### Written problem
Each record is to be printed again precisely as it reads.

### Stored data
## begin

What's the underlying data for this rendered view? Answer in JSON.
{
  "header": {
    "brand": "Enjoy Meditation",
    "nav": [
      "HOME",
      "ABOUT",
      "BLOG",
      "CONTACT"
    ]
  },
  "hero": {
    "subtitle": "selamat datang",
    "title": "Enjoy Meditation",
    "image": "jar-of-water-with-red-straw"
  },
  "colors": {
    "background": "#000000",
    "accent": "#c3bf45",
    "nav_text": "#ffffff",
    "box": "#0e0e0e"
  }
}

## end

### Response for this exercise
What's the underlying data for this rendered view? Answer in JSON.
{
  "header": {
    "brand": "Enjoy Meditation",
    "nav": [
      "HOME",
      "ABOUT",
      "BLOG",
      "CONTACT"
    ]
  },
  "hero": {
    "subtitle": "selamat datang",
    "title": "Enjoy Meditation",
    "image": "jar-of-water-with-red-straw"
  },
  "colors": {
    "background": "#000000",
    "accent": "#c3bf45",
    "nav_text": "#ffffff",
    "box": "#0e0e0e"
  }
}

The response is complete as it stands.